- _THE PROBLEM_
Write out the Reuters article on GameStop and Ryan Cohen exactly as it appears, from start to finish.

By Samrhitha A and Svea Herbst-Bayliss
(Reuters) – Ryan Cohen, the billionaire investor whose bold bet on GameStop Corp made him a hero to meme stock traders, took over as executive chairman on Wednesday after the video game retailer ousted its CEO and posted a bigger-than expected quarterly loss.
Investors pushed the stock price down more than 20% in after-hours trading, continuing a roller-coaster ride that started in early 2021 when retail investors piled in to prove hedge funds betting on GameStop’s demise wrong.
Some analysts are questioning whether Cohen can turn GameStop around, two years after he became board chairman. The new executive function to his previous role gives him control over capital allocation, evaluating potential investments and acquisitions, and overseeing the managers of the company’s holdings, GameStop said in a regulatory filing.
CEO Matt Furlong’s firing came almost exactly two years after GameStop brought the former Amazon.com executive back to the United States from Australia where he was working.
GameStop did not say why Furlong was terminated nor whether it planned to replace him, and did not respond to a Reuters request for comment. Cohen and his representative also did not respond to requests for comment.
In the regulatory filing, the company said Furlong was fired as CEO on Monday, the same day he resigned from the board. GameStop added that his board resignation “did not result from any disagreement with the company on any matter relating to the company’s operations, policies or practices.”
GameStop said in the filing that Furlong would receive any remaining payments and benefits he was entitled to under his CEO contract subject to him waiving any claims against the company in a “timely” fashion.
In an apparent word play, Cohen tweeted after the announcement of Furlong’s ousting on Wednesday “not for long.”
GameStop, which is valued at about $8 billion, agreed to make Cohen executive chairman on Wednesday and shrunk the size of its board from six directors to five, according to the filing.

- _EXCERPTED RECORDS_
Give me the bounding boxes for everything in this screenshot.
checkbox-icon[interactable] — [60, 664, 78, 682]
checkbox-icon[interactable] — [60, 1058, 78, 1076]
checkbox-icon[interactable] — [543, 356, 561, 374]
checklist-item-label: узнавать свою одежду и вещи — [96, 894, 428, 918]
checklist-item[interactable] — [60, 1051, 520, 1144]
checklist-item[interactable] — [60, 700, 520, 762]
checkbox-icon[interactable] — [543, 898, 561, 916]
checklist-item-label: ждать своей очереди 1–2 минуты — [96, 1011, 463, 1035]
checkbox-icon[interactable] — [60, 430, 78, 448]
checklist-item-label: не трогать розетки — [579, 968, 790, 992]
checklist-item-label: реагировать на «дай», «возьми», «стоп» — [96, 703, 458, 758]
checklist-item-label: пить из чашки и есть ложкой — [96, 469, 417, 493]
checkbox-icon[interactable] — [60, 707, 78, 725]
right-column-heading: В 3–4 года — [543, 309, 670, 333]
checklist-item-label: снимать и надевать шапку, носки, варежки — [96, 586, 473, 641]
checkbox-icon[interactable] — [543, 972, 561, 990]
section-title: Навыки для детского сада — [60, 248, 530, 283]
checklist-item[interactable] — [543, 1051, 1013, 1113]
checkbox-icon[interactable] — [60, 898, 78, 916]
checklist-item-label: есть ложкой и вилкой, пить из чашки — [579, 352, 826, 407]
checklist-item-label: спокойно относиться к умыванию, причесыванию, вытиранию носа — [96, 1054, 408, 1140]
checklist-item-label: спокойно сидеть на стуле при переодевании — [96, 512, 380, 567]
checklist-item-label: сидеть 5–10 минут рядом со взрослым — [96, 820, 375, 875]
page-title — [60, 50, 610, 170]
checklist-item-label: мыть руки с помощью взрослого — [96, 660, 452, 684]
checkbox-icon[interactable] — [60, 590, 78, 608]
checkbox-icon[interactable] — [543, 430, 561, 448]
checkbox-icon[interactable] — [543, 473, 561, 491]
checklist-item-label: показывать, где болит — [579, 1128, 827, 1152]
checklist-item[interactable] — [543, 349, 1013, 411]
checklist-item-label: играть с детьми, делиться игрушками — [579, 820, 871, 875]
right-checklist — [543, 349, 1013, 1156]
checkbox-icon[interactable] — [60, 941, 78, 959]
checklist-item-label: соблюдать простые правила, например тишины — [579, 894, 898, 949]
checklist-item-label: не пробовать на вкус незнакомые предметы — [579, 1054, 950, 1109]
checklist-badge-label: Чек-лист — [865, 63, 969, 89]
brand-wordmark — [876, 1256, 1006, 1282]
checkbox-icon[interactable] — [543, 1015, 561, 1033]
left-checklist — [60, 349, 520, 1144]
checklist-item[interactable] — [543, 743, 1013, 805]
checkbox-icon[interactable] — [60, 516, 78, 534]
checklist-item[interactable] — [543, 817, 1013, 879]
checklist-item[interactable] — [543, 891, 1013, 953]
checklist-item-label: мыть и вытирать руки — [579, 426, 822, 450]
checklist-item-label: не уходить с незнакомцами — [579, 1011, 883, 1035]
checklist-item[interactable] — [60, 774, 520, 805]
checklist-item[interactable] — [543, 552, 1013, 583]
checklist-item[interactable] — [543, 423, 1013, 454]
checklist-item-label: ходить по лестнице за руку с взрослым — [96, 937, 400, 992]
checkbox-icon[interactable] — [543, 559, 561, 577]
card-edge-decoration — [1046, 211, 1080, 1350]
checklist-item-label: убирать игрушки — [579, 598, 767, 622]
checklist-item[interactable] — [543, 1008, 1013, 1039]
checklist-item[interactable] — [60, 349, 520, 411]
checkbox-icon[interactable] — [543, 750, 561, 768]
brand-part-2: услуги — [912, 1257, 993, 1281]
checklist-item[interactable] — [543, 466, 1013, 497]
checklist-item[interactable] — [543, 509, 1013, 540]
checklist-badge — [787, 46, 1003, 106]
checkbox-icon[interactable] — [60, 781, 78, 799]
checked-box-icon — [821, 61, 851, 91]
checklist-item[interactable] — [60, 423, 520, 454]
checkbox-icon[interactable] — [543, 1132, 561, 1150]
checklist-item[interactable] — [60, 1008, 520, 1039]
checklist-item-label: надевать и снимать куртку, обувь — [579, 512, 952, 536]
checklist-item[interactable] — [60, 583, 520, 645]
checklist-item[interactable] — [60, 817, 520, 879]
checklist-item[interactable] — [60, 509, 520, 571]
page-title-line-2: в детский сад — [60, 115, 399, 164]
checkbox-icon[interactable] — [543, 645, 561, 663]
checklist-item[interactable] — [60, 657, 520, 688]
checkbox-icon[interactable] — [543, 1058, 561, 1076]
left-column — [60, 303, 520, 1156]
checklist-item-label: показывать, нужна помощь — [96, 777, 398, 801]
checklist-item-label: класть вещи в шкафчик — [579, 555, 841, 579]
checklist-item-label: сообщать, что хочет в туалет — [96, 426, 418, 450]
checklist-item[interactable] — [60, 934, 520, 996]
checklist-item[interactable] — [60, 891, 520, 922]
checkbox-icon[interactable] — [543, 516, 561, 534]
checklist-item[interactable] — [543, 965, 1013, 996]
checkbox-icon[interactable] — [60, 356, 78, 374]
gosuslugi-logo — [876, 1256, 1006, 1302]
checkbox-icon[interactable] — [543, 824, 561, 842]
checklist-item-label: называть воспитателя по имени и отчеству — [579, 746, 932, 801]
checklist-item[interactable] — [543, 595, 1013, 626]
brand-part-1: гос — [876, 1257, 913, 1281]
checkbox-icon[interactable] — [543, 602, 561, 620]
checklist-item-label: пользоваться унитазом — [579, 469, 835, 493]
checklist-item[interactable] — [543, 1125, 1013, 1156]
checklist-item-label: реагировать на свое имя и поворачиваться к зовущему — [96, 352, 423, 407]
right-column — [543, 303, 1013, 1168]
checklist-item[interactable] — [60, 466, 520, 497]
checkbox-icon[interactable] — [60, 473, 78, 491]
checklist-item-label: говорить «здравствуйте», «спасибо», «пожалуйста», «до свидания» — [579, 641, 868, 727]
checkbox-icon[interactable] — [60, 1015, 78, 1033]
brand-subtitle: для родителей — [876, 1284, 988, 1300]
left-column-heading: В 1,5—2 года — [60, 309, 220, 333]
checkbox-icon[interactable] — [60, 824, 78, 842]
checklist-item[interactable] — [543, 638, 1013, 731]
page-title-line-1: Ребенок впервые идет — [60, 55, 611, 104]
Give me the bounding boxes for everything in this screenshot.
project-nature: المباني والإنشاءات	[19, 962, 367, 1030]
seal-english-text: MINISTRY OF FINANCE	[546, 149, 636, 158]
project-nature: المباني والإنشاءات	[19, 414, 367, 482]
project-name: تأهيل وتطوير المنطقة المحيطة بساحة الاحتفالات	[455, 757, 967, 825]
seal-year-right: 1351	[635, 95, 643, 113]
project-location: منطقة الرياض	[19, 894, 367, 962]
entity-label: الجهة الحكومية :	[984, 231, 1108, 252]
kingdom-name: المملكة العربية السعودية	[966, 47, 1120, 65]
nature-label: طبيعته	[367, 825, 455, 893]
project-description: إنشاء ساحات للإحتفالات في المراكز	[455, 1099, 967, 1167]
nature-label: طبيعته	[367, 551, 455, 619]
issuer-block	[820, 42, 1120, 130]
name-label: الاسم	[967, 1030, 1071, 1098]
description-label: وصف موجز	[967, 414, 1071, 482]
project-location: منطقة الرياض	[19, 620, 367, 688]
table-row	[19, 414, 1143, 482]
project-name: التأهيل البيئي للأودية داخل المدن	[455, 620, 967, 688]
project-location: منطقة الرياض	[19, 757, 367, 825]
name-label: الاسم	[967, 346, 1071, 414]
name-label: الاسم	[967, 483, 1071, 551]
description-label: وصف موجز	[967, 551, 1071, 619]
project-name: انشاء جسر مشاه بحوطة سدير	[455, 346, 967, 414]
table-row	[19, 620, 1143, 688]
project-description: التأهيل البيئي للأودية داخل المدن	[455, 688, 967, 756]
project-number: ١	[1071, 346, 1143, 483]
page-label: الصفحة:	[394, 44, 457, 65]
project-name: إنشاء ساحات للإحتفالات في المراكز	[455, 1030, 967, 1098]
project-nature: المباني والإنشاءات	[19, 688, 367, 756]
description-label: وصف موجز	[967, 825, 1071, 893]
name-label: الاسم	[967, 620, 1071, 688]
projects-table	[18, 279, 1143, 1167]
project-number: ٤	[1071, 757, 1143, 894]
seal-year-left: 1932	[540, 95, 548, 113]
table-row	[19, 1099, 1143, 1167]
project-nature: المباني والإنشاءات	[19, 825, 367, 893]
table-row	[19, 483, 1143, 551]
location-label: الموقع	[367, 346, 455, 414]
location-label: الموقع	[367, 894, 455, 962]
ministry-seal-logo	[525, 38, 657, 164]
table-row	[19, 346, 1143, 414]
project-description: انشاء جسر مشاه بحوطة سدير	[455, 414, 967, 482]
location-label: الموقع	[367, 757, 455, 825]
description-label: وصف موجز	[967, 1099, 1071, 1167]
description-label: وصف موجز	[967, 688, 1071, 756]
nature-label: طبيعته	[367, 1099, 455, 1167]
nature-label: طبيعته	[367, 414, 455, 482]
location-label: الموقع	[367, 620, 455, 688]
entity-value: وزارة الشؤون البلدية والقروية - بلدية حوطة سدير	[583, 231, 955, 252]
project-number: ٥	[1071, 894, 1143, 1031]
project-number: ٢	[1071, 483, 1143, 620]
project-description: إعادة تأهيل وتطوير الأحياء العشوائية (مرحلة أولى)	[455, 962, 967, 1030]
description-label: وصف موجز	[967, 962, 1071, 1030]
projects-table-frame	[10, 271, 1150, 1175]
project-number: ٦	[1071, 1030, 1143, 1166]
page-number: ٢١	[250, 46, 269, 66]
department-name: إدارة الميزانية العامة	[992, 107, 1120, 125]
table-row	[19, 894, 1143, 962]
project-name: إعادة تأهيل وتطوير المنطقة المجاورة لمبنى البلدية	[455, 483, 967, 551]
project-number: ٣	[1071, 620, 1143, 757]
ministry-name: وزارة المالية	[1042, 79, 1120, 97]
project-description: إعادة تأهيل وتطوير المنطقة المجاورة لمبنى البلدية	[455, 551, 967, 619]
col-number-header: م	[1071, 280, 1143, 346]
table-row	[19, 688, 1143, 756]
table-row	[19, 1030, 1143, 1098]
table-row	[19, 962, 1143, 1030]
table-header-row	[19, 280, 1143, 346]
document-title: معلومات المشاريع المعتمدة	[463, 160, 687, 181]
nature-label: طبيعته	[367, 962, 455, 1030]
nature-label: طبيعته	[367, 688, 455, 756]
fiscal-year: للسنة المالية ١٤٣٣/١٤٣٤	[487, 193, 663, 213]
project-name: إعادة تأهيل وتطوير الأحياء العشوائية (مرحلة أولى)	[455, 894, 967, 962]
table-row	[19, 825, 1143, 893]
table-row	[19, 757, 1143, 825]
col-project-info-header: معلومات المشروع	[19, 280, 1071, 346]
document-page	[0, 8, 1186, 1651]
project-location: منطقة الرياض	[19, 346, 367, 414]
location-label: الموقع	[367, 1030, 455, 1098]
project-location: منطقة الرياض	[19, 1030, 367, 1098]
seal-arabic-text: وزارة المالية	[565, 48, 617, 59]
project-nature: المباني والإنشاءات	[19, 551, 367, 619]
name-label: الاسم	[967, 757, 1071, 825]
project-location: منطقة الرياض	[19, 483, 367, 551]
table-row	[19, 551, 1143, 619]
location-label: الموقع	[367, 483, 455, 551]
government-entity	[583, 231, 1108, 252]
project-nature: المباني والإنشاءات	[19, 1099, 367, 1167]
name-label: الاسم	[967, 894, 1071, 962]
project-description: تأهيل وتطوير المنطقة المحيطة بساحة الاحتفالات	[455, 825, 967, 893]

- _TASK RESULT_
By Samrhitha A and Svea Herbst-Bayliss
(Reuters) – Ryan Cohen, the billionaire investor whose bold bet on GameStop Corp made him a hero to meme stock traders, took over as executive chairman on Wednesday after the video game retailer ousted its CEO and posted a bigger-than expected quarterly loss.
Investors pushed the stock price down more than 20% in after-hours trading, continuing a roller-coaster ride that started in early 2021 when retail investors piled in to prove hedge funds betting on GameStop’s demise wrong.
Some analysts are questioning whether Cohen can turn GameStop around, two years after he became board chairman. The new executive function to his previous role gives him control over capital allocation, evaluating potential investments and acquisitions, and overseeing the managers of the company’s holdings, GameStop said in a regulatory filing.
CEO Matt Furlong’s firing came almost exactly two years after GameStop brought the former Amazon.com executive back to the United States from Australia where he was working.
GameStop did not say why Furlong was terminated nor whether it planned to replace him, and did not respond to a Reuters request for comment. Cohen and his representative also did not respond to requests for comment.
In the regulatory filing, the company said Furlong was fired as CEO on Monday, the same day he resigned from the board. GameStop added that his board resignation “did not result from any disagreement with the company on any matter relating to the company’s operations, policies or practices.”
GameStop said in the filing that Furlong would receive any remaining payments and benefits he was entitled to under his CEO contract subject to him waiving any claims against the company in a “timely” fashion.
In an apparent word play, Cohen tweeted after the announcement of Furlong’s ousting on Wednesday “not for long.”
GameStop, which is valued at about $8 billion, agreed to make Cohen executive chairman on Wednesday and shrunk the size of its board from six directors to five, according to the filing.